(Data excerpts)
▼▼▼
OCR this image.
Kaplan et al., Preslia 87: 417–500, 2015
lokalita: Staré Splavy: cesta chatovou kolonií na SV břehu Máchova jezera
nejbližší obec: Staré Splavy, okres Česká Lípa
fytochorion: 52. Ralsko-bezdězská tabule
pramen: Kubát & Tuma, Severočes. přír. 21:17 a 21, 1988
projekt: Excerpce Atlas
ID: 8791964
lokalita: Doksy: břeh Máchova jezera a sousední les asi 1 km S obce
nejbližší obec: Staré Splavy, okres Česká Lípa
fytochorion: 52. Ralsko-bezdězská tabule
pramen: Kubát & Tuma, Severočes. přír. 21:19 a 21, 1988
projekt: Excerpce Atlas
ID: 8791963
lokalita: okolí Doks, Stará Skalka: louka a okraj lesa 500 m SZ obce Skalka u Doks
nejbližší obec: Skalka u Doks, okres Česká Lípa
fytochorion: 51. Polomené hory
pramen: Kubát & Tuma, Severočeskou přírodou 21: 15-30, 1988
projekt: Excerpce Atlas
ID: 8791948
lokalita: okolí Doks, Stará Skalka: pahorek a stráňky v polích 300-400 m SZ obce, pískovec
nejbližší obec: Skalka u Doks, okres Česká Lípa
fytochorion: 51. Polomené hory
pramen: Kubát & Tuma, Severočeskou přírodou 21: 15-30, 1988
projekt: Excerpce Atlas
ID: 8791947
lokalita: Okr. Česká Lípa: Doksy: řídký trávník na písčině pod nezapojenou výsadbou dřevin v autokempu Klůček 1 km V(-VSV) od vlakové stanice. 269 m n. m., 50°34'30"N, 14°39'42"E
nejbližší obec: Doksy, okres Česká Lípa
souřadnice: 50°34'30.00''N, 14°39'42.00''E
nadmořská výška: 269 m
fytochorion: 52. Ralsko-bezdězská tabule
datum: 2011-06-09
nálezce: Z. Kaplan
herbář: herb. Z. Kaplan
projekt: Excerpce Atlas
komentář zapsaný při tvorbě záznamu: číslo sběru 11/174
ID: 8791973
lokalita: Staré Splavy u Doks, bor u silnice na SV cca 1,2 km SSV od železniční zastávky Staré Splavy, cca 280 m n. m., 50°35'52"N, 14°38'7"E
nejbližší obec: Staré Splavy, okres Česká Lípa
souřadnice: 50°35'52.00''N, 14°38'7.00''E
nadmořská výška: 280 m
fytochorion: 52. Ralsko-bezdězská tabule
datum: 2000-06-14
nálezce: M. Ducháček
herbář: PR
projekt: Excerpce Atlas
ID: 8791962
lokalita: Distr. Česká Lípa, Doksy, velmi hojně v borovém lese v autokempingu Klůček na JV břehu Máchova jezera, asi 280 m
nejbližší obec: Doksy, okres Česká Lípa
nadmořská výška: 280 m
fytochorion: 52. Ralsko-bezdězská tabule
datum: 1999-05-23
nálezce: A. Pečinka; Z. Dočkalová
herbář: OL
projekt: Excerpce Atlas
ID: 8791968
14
▲▲▲
Problem
Reproduce every record above exactly as it appears.

Correct answer
OCR this image.
Kaplan et al., Preslia 87: 417–500, 2015
lokalita: Staré Splavy: cesta chatovou kolonií na SV břehu Máchova jezera
nejbližší obec: Staré Splavy, okres Česká Lípa
fytochorion: 52. Ralsko-bezdězská tabule
pramen: Kubát & Tuma, Severočes. přír. 21:17 a 21, 1988
projekt: Excerpce Atlas
ID: 8791964
lokalita: Doksy: břeh Máchova jezera a sousední les asi 1 km S obce
nejbližší obec: Staré Splavy, okres Česká Lípa
fytochorion: 52. Ralsko-bezdězská tabule
pramen: Kubát & Tuma, Severočes. přír. 21:19 a 21, 1988
projekt: Excerpce Atlas
ID: 8791963
lokalita: okolí Doks, Stará Skalka: louka a okraj lesa 500 m SZ obce Skalka u Doks
nejbližší obec: Skalka u Doks, okres Česká Lípa
fytochorion: 51. Polomené hory
pramen: Kubát & Tuma, Severočeskou přírodou 21: 15-30, 1988
projekt: Excerpce Atlas
ID: 8791948
lokalita: okolí Doks, Stará Skalka: pahorek a stráňky v polích 300-400 m SZ obce, pískovec
nejbližší obec: Skalka u Doks, okres Česká Lípa
fytochorion: 51. Polomené hory
pramen: Kubát & Tuma, Severočeskou přírodou 21: 15-30, 1988
projekt: Excerpce Atlas
ID: 8791947
lokalita: Okr. Česká Lípa: Doksy: řídký trávník na písčině pod nezapojenou výsadbou dřevin v autokempu Klůček 1 km V(-VSV) od vlakové stanice. 269 m n. m., 50°34'30"N, 14°39'42"E
nejbližší obec: Doksy, okres Česká Lípa
souřadnice: 50°34'30.00''N, 14°39'42.00''E
nadmořská výška: 269 m
fytochorion: 52. Ralsko-bezdězská tabule
datum: 2011-06-09
nálezce: Z. Kaplan
herbář: herb. Z. Kaplan
projekt: Excerpce Atlas
komentář zapsaný při tvorbě záznamu: číslo sběru 11/174
ID: 8791973
lokalita: Staré Splavy u Doks, bor u silnice na SV cca 1,2 km SSV od železniční zastávky Staré Splavy, cca 280 m n. m., 50°35'52"N, 14°38'7"E
nejbližší obec: Staré Splavy, okres Česká Lípa
souřadnice: 50°35'52.00''N, 14°38'7.00''E
nadmořská výška: 280 m
fytochorion: 52. Ralsko-bezdězská tabule
datum: 2000-06-14
nálezce: M. Ducháček
herbář: PR
projekt: Excerpce Atlas
ID: 8791962
lokalita: Distr. Česká Lípa, Doksy, velmi hojně v borovém lese v autokempingu Klůček na JV břehu Máchova jezera, asi 280 m
nejbližší obec: Doksy, okres Česká Lípa
nadmořská výška: 280 m
fytochorion: 52. Ralsko-bezdězská tabule
datum: 1999-05-23
nálezce: A. Pečinka; Z. Dočkalová
herbář: OL
projekt: Excerpce Atlas
ID: 8791968
14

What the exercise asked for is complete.